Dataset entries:
┌────────
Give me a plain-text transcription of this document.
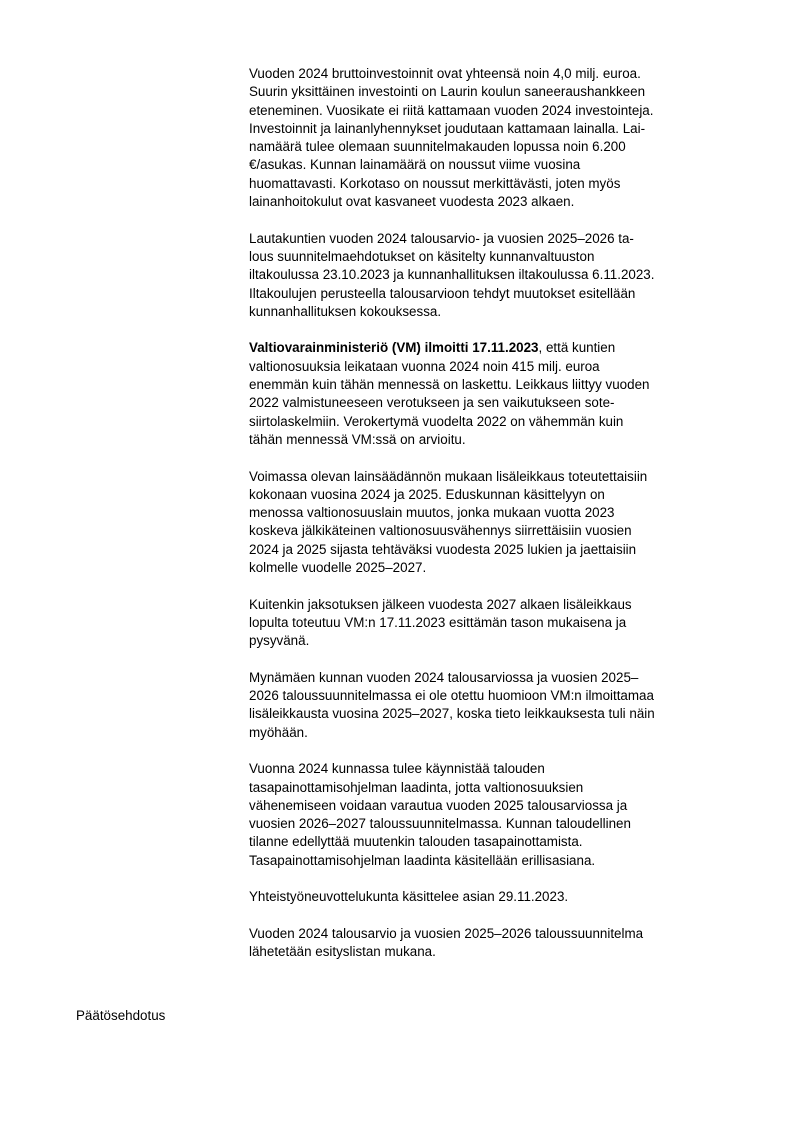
Vuoden 2024 bruttoinvestoinnit ovat yhteensä noin 4,0 milj. euroa.
Suurin yksittäinen investointi on Laurin koulun saneeraushankkeen
eteneminen. Vuosikate ei riitä kattamaan vuoden 2024 investointeja.
Investoinnit ja lainanlyhennykset joudutaan kattamaan lainalla. Lai-
namäärä tulee olemaan suunnitelmakauden lopussa noin 6.200
€/asukas. Kunnan lainamäärä on noussut viime vuosina
huomattavasti. Korkotaso on noussut merkittävästi, joten myös
lainanhoitokulut ovat kasvaneet vuodesta 2023 alkaen.

Lautakuntien vuoden 2024 talousarvio- ja vuosien 2025–2026 ta-
lous suunnitelmaehdotukset on käsitelty kunnanvaltuuston
iltakoulussa 23.10.2023 ja kunnanhallituksen iltakoulussa 6.11.2023.
Iltakoulujen perusteella talousarvioon tehdyt muutokset esitellään
kunnanhallituksen kokouksessa.

Valtiovarainministeriö (VM) ilmoitti 17.11.2023, että kuntien
valtionosuuksia leikataan vuonna 2024 noin 415 milj. euroa
enemmän kuin tähän mennessä on laskettu. Leikkaus liittyy vuoden
2022 valmistuneeseen verotukseen ja sen vaikutukseen sote-
siirtolaskelmiin. Verokertymä vuodelta 2022 on vähemmän kuin
tähän mennessä VM:ssä on arvioitu.

Voimassa olevan lainsäädännön mukaan lisäleikkaus toteutettaisiin
kokonaan vuosina 2024 ja 2025. Eduskunnan käsittelyyn on
menossa valtionosuuslain muutos, jonka mukaan vuotta 2023
koskeva jälkikäteinen valtionosuusvähennys siirrettäisiin vuosien
2024 ja 2025 sijasta tehtäväksi vuodesta 2025 lukien ja jaettaisiin
kolmelle vuodelle 2025–2027.

Kuitenkin jaksotuksen jälkeen vuodesta 2027 alkaen lisäleikkaus
lopulta toteutuu VM:n 17.11.2023 esittämän tason mukaisena ja
pysyvänä.

Mynämäen kunnan vuoden 2024 talousarviossa ja vuosien 2025–
2026 taloussuunnitelmassa ei ole otettu huomioon VM:n ilmoittamaa
lisäleikkausta vuosina 2025–2027, koska tieto leikkauksesta tuli näin
myöhään.

Vuonna 2024 kunnassa tulee käynnistää talouden
tasapainottamisohjelman laadinta, jotta valtionosuuksien
vähenemiseen voidaan varautua vuoden 2025 talousarviossa ja
vuosien 2026–2027 taloussuunnitelmassa. Kunnan taloudellinen
tilanne edellyttää muutenkin talouden tasapainottamista.
Tasapainottamisohjelman laadinta käsitellään erillisasiana.

Yhteistyöneuvottelukunta käsittelee asian 29.11.2023.

Vuoden 2024 talousarvio ja vuosien 2025–2026 taloussuunnitelma
lähetetään esityslistan mukana.

Päätösehdotus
└────────
Task prompt:
Gather each line of the listing that holds the string "talousarviossa".

Task output:
Mynämäen kunnan vuoden 2024 talousarviossa ja vuosien 2025–
vähenemiseen voidaan varautua vuoden 2025 talousarviossa ja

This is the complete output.